--- Start of ENTRIES PROVIDED ---

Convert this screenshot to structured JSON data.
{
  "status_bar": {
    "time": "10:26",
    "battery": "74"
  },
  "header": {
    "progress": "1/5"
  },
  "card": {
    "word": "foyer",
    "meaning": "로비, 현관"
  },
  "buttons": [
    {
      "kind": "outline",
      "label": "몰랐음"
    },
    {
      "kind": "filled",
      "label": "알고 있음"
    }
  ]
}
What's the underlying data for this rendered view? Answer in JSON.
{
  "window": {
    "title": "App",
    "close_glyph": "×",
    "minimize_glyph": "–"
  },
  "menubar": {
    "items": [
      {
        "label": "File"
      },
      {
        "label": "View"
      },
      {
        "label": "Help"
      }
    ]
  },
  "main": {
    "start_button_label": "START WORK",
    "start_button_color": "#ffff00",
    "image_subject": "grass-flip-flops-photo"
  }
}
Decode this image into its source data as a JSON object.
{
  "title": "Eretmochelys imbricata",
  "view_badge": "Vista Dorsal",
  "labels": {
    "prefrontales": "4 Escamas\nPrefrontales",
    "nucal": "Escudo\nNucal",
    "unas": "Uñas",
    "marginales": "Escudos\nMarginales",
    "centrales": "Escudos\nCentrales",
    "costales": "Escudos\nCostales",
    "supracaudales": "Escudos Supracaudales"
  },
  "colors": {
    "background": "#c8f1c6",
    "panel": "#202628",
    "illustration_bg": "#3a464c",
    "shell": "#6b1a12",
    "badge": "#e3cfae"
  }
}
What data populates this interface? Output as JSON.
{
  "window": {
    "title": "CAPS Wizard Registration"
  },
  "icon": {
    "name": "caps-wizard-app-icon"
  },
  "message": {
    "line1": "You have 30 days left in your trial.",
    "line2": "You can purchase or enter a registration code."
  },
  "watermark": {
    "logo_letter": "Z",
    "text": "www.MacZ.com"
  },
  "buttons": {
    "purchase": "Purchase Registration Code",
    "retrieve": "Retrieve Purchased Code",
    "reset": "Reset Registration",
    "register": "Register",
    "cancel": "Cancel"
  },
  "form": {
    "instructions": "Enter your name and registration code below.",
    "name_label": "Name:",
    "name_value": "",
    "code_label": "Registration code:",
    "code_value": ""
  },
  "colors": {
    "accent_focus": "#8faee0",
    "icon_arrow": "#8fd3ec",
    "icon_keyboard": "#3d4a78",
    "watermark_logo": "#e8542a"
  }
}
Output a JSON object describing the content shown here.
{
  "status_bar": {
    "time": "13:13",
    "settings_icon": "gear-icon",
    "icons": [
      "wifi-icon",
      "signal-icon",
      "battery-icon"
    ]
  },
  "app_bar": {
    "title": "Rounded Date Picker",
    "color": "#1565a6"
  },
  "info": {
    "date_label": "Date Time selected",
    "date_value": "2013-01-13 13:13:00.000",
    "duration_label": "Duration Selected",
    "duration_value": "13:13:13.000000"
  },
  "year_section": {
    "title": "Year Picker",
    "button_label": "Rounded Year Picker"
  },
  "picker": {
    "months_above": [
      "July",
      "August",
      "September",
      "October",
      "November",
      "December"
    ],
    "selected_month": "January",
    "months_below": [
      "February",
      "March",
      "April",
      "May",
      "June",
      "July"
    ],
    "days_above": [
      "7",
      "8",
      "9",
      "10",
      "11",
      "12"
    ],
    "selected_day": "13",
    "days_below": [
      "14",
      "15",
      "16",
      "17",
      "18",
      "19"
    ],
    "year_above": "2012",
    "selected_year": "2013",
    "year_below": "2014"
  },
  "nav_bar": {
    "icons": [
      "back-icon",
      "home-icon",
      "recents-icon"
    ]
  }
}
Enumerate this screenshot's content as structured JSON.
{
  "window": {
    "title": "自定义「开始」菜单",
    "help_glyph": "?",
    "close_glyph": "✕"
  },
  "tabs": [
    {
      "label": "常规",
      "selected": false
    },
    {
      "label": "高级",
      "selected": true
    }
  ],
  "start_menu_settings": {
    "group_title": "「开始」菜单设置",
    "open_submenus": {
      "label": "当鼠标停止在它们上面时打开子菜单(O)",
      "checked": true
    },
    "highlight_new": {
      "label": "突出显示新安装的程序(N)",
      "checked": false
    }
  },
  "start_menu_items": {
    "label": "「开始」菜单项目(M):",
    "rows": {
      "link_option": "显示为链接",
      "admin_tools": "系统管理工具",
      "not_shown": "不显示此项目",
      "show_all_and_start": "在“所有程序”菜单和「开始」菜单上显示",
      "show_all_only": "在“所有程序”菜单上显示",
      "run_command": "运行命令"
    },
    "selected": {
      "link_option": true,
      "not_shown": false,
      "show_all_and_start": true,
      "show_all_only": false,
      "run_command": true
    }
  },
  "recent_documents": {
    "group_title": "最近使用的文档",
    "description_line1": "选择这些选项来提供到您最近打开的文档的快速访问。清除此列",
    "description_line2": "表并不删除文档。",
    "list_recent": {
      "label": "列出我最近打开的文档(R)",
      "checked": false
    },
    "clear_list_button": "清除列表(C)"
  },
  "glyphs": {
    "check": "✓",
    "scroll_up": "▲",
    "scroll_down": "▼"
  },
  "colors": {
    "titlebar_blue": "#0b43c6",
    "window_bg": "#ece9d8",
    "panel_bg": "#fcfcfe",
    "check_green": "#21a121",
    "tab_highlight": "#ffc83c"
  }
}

--- End of ENTRIES PROVIDED ---

PROBLEM TO SOLVE
Repeat all the entries word for word.

RESPONSE TO THIS TASK
Convert this screenshot to structured JSON data.
{
  "status_bar": {
    "time": "10:26",
    "battery": "74"
  },
  "header": {
    "progress": "1/5"
  },
  "card": {
    "word": "foyer",
    "meaning": "로비, 현관"
  },
  "buttons": [
    {
      "kind": "outline",
      "label": "몰랐음"
    },
    {
      "kind": "filled",
      "label": "알고 있음"
    }
  ]
}
What's the underlying data for this rendered view? Answer in JSON.
{
  "window": {
    "title": "App",
    "close_glyph": "×",
    "minimize_glyph": "–"
  },
  "menubar": {
    "items": [
      {
        "label": "File"
      },
      {
        "label": "View"
      },
      {
        "label": "Help"
      }
    ]
  },
  "main": {
    "start_button_label": "START WORK",
    "start_button_color": "#ffff00",
    "image_subject": "grass-flip-flops-photo"
  }
}
Decode this image into its source data as a JSON object.
{
  "title": "Eretmochelys imbricata",
  "view_badge": "Vista Dorsal",
  "labels": {
    "prefrontales": "4 Escamas\nPrefrontales",
    "nucal": "Escudo\nNucal",
    "unas": "Uñas",
    "marginales": "Escudos\nMarginales",
    "centrales": "Escudos\nCentrales",
    "costales": "Escudos\nCostales",
    "supracaudales": "Escudos Supracaudales"
  },
  "colors": {
    "background": "#c8f1c6",
    "panel": "#202628",
    "illustration_bg": "#3a464c",
    "shell": "#6b1a12",
    "badge": "#e3cfae"
  }
}
What data populates this interface? Output as JSON.
{
  "window": {
    "title": "CAPS Wizard Registration"
  },
  "icon": {
    "name": "caps-wizard-app-icon"
  },
  "message": {
    "line1": "You have 30 days left in your trial.",
    "line2": "You can purchase or enter a registration code."
  },
  "watermark": {
    "logo_letter": "Z",
    "text": "www.MacZ.com"
  },
  "buttons": {
    "purchase": "Purchase Registration Code",
    "retrieve": "Retrieve Purchased Code",
    "reset": "Reset Registration",
    "register": "Register",
    "cancel": "Cancel"
  },
  "form": {
    "instructions": "Enter your name and registration code below.",
    "name_label": "Name:",
    "name_value": "",
    "code_label": "Registration code:",
    "code_value": ""
  },
  "colors": {
    "accent_focus": "#8faee0",
    "icon_arrow": "#8fd3ec",
    "icon_keyboard": "#3d4a78",
    "watermark_logo": "#e8542a"
  }
}
Output a JSON object describing the content shown here.
{
  "status_bar": {
    "time": "13:13",
    "settings_icon": "gear-icon",
    "icons": [
      "wifi-icon",
      "signal-icon",
      "battery-icon"
    ]
  },
  "app_bar": {
    "title": "Rounded Date Picker",
    "color": "#1565a6"
  },
  "info": {
    "date_label": "Date Time selected",
    "date_value": "2013-01-13 13:13:00.000",
    "duration_label": "Duration Selected",
    "duration_value": "13:13:13.000000"
  },
  "year_section": {
    "title": "Year Picker",
    "button_label": "Rounded Year Picker"
  },
  "picker": {
    "months_above": [
      "July",
      "August",
      "September",
      "October",
      "November",
      "December"
    ],
    "selected_month": "January",
    "months_below": [
      "February",
      "March",
      "April",
      "May",
      "June",
      "July"
    ],
    "days_above": [
      "7",
      "8",
      "9",
      "10",
      "11",
      "12"
    ],
    "selected_day": "13",
    "days_below": [
      "14",
      "15",
      "16",
      "17",
      "18",
      "19"
    ],
    "year_above": "2012",
    "selected_year": "2013",
    "year_below": "2014"
  },
  "nav_bar": {
    "icons": [
      "back-icon",
      "home-icon",
      "recents-icon"
    ]
  }
}
Enumerate this screenshot's content as structured JSON.
{
  "window": {
    "title": "自定义「开始」菜单",
    "help_glyph": "?",
    "close_glyph": "✕"
  },
  "tabs": [
    {
      "label": "常规",
      "selected": false
    },
    {
      "label": "高级",
      "selected": true
    }
  ],
  "start_menu_settings": {
    "group_title": "「开始」菜单设置",
    "open_submenus": {
      "label": "当鼠标停止在它们上面时打开子菜单(O)",
      "checked": true
    },
    "highlight_new": {
      "label": "突出显示新安装的程序(N)",
      "checked": false
    }
  },
  "start_menu_items": {
    "label": "「开始」菜单项目(M):",
    "rows": {
      "link_option": "显示为链接",
      "admin_tools": "系统管理工具",
      "not_shown": "不显示此项目",
      "show_all_and_start": "在“所有程序”菜单和「开始」菜单上显示",
      "show_all_only": "在“所有程序”菜单上显示",
      "run_command": "运行命令"
    },
    "selected": {
      "link_option": true,
      "not_shown": false,
      "show_all_and_start": true,
      "show_all_only": false,
      "run_command": true
    }
  },
  "recent_documents": {
    "group_title": "最近使用的文档",
    "description_line1": "选择这些选项来提供到您最近打开的文档的快速访问。清除此列",
    "description_line2": "表并不删除文档。",
    "list_recent": {
      "label": "列出我最近打开的文档(R)",
      "checked": false
    },
    "clear_list_button": "清除列表(C)"
  },
  "glyphs": {
    "check": "✓",
    "scroll_up": "▲",
    "scroll_down": "▼"
  },
  "colors": {
    "titlebar_blue": "#0b43c6",
    "window_bg": "#ece9d8",
    "panel_bg": "#fcfcfe",
    "check_green": "#21a121",
    "tab_highlight": "#ffc83c"
  }
}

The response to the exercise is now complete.